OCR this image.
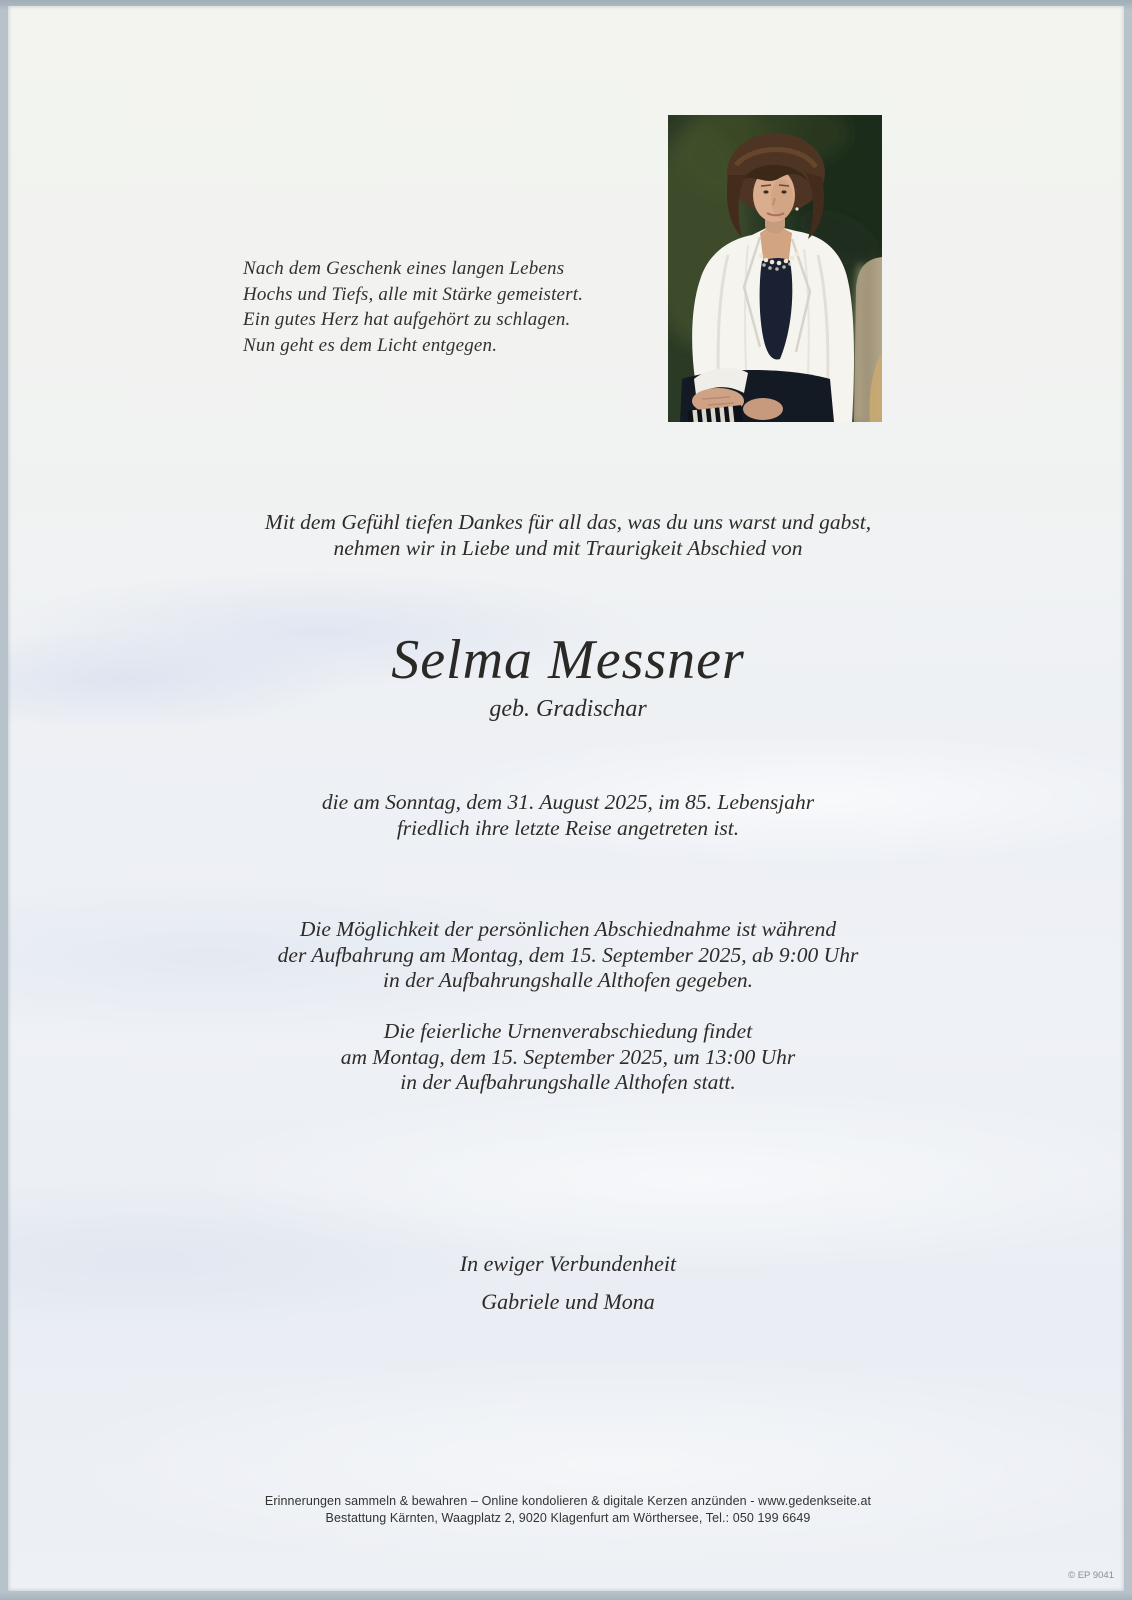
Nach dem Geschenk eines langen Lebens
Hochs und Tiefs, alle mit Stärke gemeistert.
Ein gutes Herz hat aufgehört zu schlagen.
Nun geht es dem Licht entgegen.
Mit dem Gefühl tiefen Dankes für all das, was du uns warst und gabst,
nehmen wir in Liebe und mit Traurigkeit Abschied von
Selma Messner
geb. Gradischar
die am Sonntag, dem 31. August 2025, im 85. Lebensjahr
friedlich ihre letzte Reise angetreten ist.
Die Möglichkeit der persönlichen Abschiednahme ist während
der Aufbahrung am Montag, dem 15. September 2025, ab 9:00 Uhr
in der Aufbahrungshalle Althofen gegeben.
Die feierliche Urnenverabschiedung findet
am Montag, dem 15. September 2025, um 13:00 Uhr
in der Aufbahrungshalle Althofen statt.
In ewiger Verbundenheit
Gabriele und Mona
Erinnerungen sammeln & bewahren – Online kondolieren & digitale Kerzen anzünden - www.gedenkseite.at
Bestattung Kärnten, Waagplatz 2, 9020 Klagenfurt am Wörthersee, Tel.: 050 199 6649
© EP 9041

Your instructions
Make an exact copy of the records shown above, without the pictures.

Exercise response
OCR this image.
Nach dem Geschenk eines langen Lebens
Hochs und Tiefs, alle mit Stärke gemeistert.
Ein gutes Herz hat aufgehört zu schlagen.
Nun geht es dem Licht entgegen.
Mit dem Gefühl tiefen Dankes für all das, was du uns warst und gabst,
nehmen wir in Liebe und mit Traurigkeit Abschied von
Selma Messner
geb. Gradischar
die am Sonntag, dem 31. August 2025, im 85. Lebensjahr
friedlich ihre letzte Reise angetreten ist.
Die Möglichkeit der persönlichen Abschiednahme ist während
der Aufbahrung am Montag, dem 15. September 2025, ab 9:00 Uhr
in der Aufbahrungshalle Althofen gegeben.
Die feierliche Urnenverabschiedung findet
am Montag, dem 15. September 2025, um 13:00 Uhr
in der Aufbahrungshalle Althofen statt.
In ewiger Verbundenheit
Gabriele und Mona
Erinnerungen sammeln & bewahren – Online kondolieren & digitale Kerzen anzünden - www.gedenkseite.at
Bestattung Kärnten, Waagplatz 2, 9020 Klagenfurt am Wörthersee, Tel.: 050 199 6649
© EP 9041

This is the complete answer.